— Begin —
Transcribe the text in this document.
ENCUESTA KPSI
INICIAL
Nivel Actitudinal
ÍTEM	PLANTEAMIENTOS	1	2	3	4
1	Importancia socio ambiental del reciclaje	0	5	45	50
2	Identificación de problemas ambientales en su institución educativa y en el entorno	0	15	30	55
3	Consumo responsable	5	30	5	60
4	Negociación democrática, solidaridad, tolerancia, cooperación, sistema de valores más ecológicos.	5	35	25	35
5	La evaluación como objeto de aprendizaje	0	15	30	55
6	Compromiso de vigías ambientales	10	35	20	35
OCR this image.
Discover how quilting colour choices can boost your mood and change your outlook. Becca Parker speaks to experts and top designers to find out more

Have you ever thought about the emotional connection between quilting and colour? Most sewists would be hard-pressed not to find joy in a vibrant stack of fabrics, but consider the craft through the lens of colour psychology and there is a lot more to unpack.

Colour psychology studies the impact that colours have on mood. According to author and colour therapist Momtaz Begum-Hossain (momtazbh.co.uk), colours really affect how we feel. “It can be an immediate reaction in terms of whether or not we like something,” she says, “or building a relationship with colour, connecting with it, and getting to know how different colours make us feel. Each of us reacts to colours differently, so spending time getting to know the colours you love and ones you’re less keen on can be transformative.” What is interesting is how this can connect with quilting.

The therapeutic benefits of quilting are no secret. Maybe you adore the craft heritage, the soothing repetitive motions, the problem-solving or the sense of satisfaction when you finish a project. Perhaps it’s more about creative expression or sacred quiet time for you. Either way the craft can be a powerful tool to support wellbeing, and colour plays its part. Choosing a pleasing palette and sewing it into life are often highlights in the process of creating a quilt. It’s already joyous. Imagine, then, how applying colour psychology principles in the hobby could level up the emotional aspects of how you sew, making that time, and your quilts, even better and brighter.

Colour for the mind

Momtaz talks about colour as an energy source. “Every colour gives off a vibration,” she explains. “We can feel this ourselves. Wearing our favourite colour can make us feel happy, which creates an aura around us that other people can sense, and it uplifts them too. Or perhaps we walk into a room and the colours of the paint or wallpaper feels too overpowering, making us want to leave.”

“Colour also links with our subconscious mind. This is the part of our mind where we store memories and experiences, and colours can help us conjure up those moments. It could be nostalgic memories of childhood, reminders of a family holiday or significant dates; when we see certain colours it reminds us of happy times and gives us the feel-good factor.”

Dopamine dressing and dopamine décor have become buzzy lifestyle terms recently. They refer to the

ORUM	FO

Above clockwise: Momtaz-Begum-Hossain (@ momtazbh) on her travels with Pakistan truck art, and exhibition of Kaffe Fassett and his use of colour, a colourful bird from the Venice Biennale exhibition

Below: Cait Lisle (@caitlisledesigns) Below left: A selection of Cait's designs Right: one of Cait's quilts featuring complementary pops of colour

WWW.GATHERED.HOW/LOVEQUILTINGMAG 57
— End —
• **Description of the task**
Print the whole listing again, exactly.

• **Written response**
Transcribe the text in this document.
ENCUESTA KPSI
INICIAL
Nivel Actitudinal
ÍTEM	PLANTEAMIENTOS	1	2	3	4
1	Importancia socio ambiental del reciclaje	0	5	45	50
2	Identificación de problemas ambientales en su institución educativa y en el entorno	0	15	30	55
3	Consumo responsable	5	30	5	60
4	Negociación democrática, solidaridad, tolerancia, cooperación, sistema de valores más ecológicos.	5	35	25	35
5	La evaluación como objeto de aprendizaje	0	15	30	55
6	Compromiso de vigías ambientales	10	35	20	35
OCR this image.
Discover how quilting colour choices can boost your mood and change your outlook. Becca Parker speaks to experts and top designers to find out more

Have you ever thought about the emotional connection between quilting and colour? Most sewists would be hard-pressed not to find joy in a vibrant stack of fabrics, but consider the craft through the lens of colour psychology and there is a lot more to unpack.

Colour psychology studies the impact that colours have on mood. According to author and colour therapist Momtaz Begum-Hossain (momtazbh.co.uk), colours really affect how we feel. “It can be an immediate reaction in terms of whether or not we like something,” she says, “or building a relationship with colour, connecting with it, and getting to know how different colours make us feel. Each of us reacts to colours differently, so spending time getting to know the colours you love and ones you’re less keen on can be transformative.” What is interesting is how this can connect with quilting.

The therapeutic benefits of quilting are no secret. Maybe you adore the craft heritage, the soothing repetitive motions, the problem-solving or the sense of satisfaction when you finish a project. Perhaps it’s more about creative expression or sacred quiet time for you. Either way the craft can be a powerful tool to support wellbeing, and colour plays its part. Choosing a pleasing palette and sewing it into life are often highlights in the process of creating a quilt. It’s already joyous. Imagine, then, how applying colour psychology principles in the hobby could level up the emotional aspects of how you sew, making that time, and your quilts, even better and brighter.

Colour for the mind

Momtaz talks about colour as an energy source. “Every colour gives off a vibration,” she explains. “We can feel this ourselves. Wearing our favourite colour can make us feel happy, which creates an aura around us that other people can sense, and it uplifts them too. Or perhaps we walk into a room and the colours of the paint or wallpaper feels too overpowering, making us want to leave.”

“Colour also links with our subconscious mind. This is the part of our mind where we store memories and experiences, and colours can help us conjure up those moments. It could be nostalgic memories of childhood, reminders of a family holiday or significant dates; when we see certain colours it reminds us of happy times and gives us the feel-good factor.”

Dopamine dressing and dopamine décor have become buzzy lifestyle terms recently. They refer to the

ORUM	FO

Above clockwise: Momtaz-Begum-Hossain (@ momtazbh) on her travels with Pakistan truck art, and exhibition of Kaffe Fassett and his use of colour, a colourful bird from the Venice Biennale exhibition

Below: Cait Lisle (@caitlisledesigns) Below left: A selection of Cait's designs Right: one of Cait's quilts featuring complementary pops of colour

WWW.GATHERED.HOW/LOVEQUILTINGMAG 57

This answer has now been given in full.